## To be done
State how many lines in the listing below include the word "Fastest", and add nothing besides the number.

## The input
__________

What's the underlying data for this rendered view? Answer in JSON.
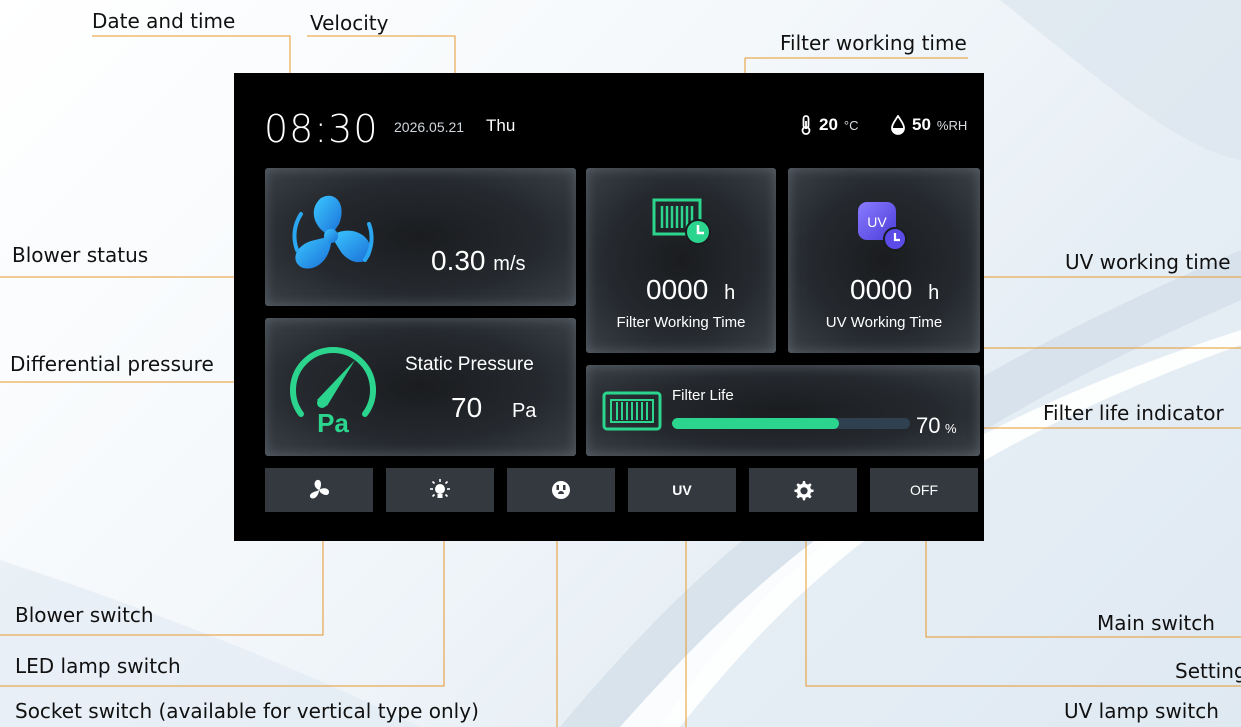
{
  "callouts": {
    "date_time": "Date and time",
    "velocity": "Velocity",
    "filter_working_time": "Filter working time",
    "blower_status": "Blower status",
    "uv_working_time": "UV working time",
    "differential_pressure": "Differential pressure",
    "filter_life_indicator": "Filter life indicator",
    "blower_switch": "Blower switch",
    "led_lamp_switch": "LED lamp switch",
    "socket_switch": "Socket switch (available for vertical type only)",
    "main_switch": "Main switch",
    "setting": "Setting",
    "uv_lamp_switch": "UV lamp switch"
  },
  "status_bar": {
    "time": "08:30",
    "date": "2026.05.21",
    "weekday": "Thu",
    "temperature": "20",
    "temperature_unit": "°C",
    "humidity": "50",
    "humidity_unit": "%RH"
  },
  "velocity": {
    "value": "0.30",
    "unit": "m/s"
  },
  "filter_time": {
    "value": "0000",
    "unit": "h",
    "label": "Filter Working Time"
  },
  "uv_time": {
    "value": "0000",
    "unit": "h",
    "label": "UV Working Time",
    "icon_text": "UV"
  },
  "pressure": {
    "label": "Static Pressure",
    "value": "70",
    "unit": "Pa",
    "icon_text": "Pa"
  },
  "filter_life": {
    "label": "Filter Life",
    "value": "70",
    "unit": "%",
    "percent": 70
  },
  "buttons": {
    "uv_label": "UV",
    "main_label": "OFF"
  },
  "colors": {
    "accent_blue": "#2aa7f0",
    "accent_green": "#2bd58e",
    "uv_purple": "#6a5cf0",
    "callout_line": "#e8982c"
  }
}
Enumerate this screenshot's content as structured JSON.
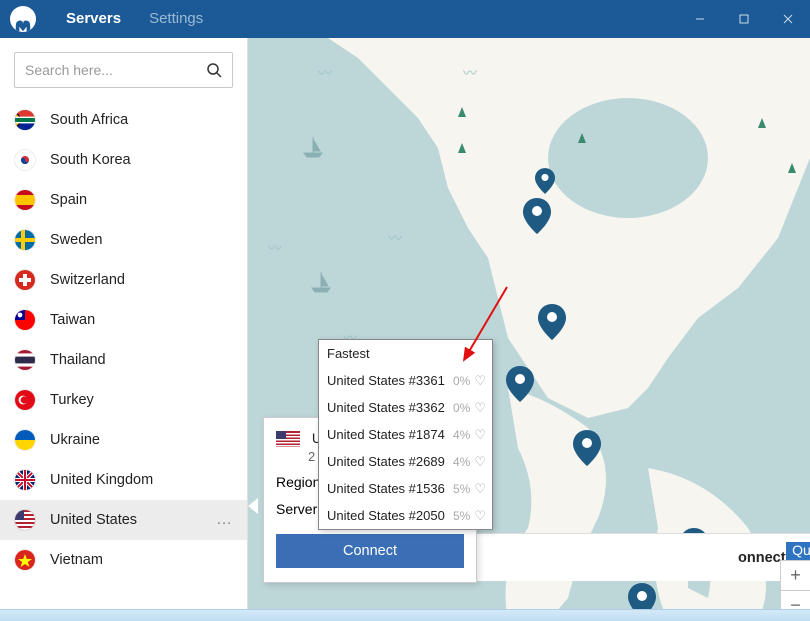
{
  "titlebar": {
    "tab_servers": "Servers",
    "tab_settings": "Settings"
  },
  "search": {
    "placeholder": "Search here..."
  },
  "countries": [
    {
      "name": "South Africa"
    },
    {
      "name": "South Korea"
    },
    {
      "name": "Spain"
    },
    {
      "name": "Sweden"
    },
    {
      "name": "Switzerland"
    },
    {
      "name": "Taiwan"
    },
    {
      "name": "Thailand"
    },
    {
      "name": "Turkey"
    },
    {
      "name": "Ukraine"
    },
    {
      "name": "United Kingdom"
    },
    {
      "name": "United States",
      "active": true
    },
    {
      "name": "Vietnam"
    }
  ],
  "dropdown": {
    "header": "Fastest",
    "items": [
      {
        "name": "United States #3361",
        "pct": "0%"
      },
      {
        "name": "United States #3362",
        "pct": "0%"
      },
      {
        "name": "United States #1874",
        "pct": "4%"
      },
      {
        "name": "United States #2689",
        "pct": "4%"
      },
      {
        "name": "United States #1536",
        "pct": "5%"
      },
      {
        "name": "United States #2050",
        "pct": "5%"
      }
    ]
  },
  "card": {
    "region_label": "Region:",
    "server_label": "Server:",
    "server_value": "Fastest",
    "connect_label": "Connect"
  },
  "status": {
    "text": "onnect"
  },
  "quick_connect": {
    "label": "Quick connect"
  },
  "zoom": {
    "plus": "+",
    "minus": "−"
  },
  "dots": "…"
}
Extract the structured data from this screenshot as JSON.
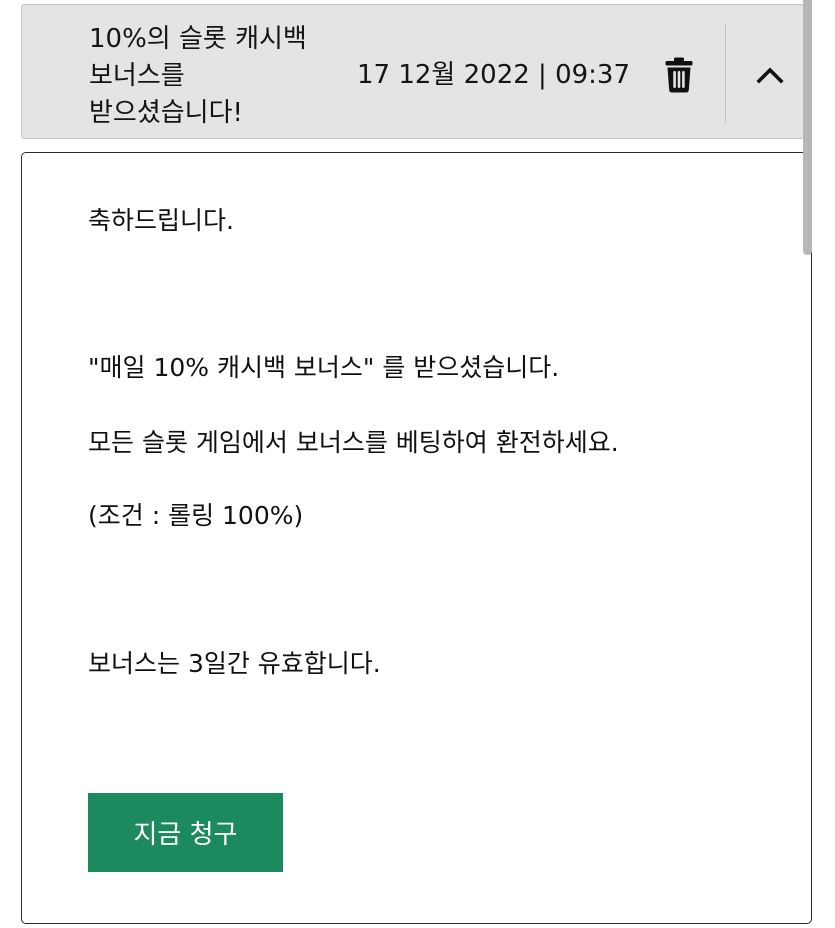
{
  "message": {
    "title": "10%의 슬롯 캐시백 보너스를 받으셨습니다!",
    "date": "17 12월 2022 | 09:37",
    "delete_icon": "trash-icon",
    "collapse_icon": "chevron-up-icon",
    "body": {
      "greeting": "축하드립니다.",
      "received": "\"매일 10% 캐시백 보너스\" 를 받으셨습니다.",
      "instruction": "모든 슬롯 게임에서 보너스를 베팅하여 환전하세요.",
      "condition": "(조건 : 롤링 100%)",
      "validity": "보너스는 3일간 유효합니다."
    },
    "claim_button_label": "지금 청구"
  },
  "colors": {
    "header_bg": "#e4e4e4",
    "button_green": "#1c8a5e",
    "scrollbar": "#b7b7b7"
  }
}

__________

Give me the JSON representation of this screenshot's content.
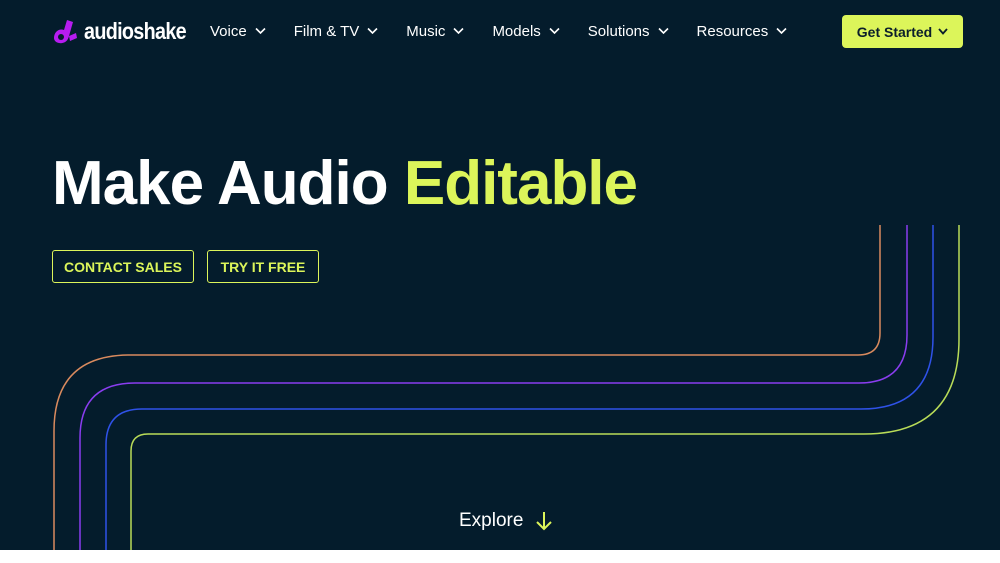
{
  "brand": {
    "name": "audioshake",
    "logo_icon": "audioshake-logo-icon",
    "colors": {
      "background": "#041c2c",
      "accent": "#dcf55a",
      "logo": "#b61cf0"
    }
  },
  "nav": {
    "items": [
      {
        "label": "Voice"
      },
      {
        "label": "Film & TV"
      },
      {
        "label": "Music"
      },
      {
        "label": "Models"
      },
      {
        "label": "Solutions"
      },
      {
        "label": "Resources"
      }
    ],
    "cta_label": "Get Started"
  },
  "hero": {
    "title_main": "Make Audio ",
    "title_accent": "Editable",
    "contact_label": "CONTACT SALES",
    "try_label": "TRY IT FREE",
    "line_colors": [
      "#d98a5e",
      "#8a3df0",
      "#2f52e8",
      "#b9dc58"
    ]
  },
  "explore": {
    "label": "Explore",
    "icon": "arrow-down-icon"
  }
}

__________

## Exercise output
2